Figure dataset records:

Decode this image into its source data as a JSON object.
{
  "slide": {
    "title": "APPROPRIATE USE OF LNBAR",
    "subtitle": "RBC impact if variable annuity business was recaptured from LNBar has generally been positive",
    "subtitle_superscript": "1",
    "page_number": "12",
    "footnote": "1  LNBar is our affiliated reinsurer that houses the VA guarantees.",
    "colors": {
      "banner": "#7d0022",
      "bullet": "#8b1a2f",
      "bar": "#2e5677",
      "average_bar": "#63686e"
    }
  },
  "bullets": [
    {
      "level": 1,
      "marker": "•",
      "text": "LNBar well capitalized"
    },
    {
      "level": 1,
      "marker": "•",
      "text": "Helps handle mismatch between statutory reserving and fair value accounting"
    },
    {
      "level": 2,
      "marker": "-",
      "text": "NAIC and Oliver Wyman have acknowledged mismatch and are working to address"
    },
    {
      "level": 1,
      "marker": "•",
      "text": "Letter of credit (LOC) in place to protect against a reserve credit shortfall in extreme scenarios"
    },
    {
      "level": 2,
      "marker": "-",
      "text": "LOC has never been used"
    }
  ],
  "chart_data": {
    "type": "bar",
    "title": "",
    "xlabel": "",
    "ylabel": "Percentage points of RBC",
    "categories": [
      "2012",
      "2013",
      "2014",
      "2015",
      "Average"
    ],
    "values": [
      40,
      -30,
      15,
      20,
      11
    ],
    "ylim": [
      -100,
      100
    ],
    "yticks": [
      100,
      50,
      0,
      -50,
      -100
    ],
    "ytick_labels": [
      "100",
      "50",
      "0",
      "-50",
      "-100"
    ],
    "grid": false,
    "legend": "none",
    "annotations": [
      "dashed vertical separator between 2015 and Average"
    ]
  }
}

◆ What is asked: Output all of the data again, exactly.

◆ Complete response:
Decode this image into its source data as a JSON object.
{
  "slide": {
    "title": "APPROPRIATE USE OF LNBAR",
    "subtitle": "RBC impact if variable annuity business was recaptured from LNBar has generally been positive",
    "subtitle_superscript": "1",
    "page_number": "12",
    "footnote": "1  LNBar is our affiliated reinsurer that houses the VA guarantees.",
    "colors": {
      "banner": "#7d0022",
      "bullet": "#8b1a2f",
      "bar": "#2e5677",
      "average_bar": "#63686e"
    }
  },
  "bullets": [
    {
      "level": 1,
      "marker": "•",
      "text": "LNBar well capitalized"
    },
    {
      "level": 1,
      "marker": "•",
      "text": "Helps handle mismatch between statutory reserving and fair value accounting"
    },
    {
      "level": 2,
      "marker": "-",
      "text": "NAIC and Oliver Wyman have acknowledged mismatch and are working to address"
    },
    {
      "level": 1,
      "marker": "•",
      "text": "Letter of credit (LOC) in place to protect against a reserve credit shortfall in extreme scenarios"
    },
    {
      "level": 2,
      "marker": "-",
      "text": "LOC has never been used"
    }
  ],
  "chart_data": {
    "type": "bar",
    "title": "",
    "xlabel": "",
    "ylabel": "Percentage points of RBC",
    "categories": [
      "2012",
      "2013",
      "2014",
      "2015",
      "Average"
    ],
    "values": [
      40,
      -30,
      15,
      20,
      11
    ],
    "ylim": [
      -100,
      100
    ],
    "yticks": [
      100,
      50,
      0,
      -50,
      -100
    ],
    "ytick_labels": [
      "100",
      "50",
      "0",
      "-50",
      "-100"
    ],
    "grid": false,
    "legend": "none",
    "annotations": [
      "dashed vertical separator between 2015 and Average"
    ]
  }
}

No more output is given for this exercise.